Task description:
Repeat each line exactly as it is written.

Records shown:
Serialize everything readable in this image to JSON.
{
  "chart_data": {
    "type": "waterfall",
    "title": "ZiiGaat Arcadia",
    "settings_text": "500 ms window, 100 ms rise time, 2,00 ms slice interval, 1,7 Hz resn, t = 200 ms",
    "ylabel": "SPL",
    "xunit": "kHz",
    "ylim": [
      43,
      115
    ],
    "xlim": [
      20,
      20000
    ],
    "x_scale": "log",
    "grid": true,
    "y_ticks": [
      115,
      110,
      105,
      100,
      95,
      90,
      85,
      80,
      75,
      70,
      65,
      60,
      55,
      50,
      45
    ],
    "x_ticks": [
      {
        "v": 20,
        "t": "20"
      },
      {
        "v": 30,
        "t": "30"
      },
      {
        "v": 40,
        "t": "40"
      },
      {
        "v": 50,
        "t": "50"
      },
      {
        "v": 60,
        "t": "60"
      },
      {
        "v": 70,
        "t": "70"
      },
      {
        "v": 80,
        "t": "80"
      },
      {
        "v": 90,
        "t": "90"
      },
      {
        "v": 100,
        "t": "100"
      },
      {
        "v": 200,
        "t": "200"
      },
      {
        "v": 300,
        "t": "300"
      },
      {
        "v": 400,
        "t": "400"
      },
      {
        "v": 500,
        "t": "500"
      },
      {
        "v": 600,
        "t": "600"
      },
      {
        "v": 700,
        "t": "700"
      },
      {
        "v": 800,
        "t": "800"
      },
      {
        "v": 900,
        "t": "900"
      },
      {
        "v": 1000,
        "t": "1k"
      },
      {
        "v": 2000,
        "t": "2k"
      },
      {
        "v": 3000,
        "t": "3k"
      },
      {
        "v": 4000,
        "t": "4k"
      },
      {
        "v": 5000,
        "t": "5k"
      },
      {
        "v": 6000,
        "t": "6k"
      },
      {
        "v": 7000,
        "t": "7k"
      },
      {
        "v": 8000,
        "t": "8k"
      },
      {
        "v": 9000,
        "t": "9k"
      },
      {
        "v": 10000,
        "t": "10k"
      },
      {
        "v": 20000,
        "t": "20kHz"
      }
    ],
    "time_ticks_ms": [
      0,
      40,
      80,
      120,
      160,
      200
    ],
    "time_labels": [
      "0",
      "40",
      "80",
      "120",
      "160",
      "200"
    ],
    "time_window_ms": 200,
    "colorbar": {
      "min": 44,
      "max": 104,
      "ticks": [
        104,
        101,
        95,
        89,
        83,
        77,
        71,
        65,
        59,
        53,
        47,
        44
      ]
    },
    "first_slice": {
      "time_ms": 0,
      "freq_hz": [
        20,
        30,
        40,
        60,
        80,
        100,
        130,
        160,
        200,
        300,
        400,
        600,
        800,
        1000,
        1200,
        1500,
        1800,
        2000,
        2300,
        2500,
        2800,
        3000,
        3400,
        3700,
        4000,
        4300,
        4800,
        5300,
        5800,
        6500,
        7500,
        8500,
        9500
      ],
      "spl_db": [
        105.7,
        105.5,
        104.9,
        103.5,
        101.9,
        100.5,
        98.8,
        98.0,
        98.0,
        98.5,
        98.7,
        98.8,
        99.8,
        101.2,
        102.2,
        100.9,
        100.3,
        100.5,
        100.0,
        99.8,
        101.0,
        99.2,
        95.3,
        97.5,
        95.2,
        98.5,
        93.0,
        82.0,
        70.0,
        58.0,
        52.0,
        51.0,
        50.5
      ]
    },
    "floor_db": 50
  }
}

Expected answer:
Serialize everything readable in this image to JSON.
{
  "chart_data": {
    "type": "waterfall",
    "title": "ZiiGaat Arcadia",
    "settings_text": "500 ms window, 100 ms rise time, 2,00 ms slice interval, 1,7 Hz resn, t = 200 ms",
    "ylabel": "SPL",
    "xunit": "kHz",
    "ylim": [
      43,
      115
    ],
    "xlim": [
      20,
      20000
    ],
    "x_scale": "log",
    "grid": true,
    "y_ticks": [
      115,
      110,
      105,
      100,
      95,
      90,
      85,
      80,
      75,
      70,
      65,
      60,
      55,
      50,
      45
    ],
    "x_ticks": [
      {
        "v": 20,
        "t": "20"
      },
      {
        "v": 30,
        "t": "30"
      },
      {
        "v": 40,
        "t": "40"
      },
      {
        "v": 50,
        "t": "50"
      },
      {
        "v": 60,
        "t": "60"
      },
      {
        "v": 70,
        "t": "70"
      },
      {
        "v": 80,
        "t": "80"
      },
      {
        "v": 90,
        "t": "90"
      },
      {
        "v": 100,
        "t": "100"
      },
      {
        "v": 200,
        "t": "200"
      },
      {
        "v": 300,
        "t": "300"
      },
      {
        "v": 400,
        "t": "400"
      },
      {
        "v": 500,
        "t": "500"
      },
      {
        "v": 600,
        "t": "600"
      },
      {
        "v": 700,
        "t": "700"
      },
      {
        "v": 800,
        "t": "800"
      },
      {
        "v": 900,
        "t": "900"
      },
      {
        "v": 1000,
        "t": "1k"
      },
      {
        "v": 2000,
        "t": "2k"
      },
      {
        "v": 3000,
        "t": "3k"
      },
      {
        "v": 4000,
        "t": "4k"
      },
      {
        "v": 5000,
        "t": "5k"
      },
      {
        "v": 6000,
        "t": "6k"
      },
      {
        "v": 7000,
        "t": "7k"
      },
      {
        "v": 8000,
        "t": "8k"
      },
      {
        "v": 9000,
        "t": "9k"
      },
      {
        "v": 10000,
        "t": "10k"
      },
      {
        "v": 20000,
        "t": "20kHz"
      }
    ],
    "time_ticks_ms": [
      0,
      40,
      80,
      120,
      160,
      200
    ],
    "time_labels": [
      "0",
      "40",
      "80",
      "120",
      "160",
      "200"
    ],
    "time_window_ms": 200,
    "colorbar": {
      "min": 44,
      "max": 104,
      "ticks": [
        104,
        101,
        95,
        89,
        83,
        77,
        71,
        65,
        59,
        53,
        47,
        44
      ]
    },
    "first_slice": {
      "time_ms": 0,
      "freq_hz": [
        20,
        30,
        40,
        60,
        80,
        100,
        130,
        160,
        200,
        300,
        400,
        600,
        800,
        1000,
        1200,
        1500,
        1800,
        2000,
        2300,
        2500,
        2800,
        3000,
        3400,
        3700,
        4000,
        4300,
        4800,
        5300,
        5800,
        6500,
        7500,
        8500,
        9500
      ],
      "spl_db": [
        105.7,
        105.5,
        104.9,
        103.5,
        101.9,
        100.5,
        98.8,
        98.0,
        98.0,
        98.5,
        98.7,
        98.8,
        99.8,
        101.2,
        102.2,
        100.9,
        100.3,
        100.5,
        100.0,
        99.8,
        101.0,
        99.2,
        95.3,
        97.5,
        95.2,
        98.5,
        93.0,
        82.0,
        70.0,
        58.0,
        52.0,
        51.0,
        50.5
      ]
    },
    "floor_db": 50
  }
}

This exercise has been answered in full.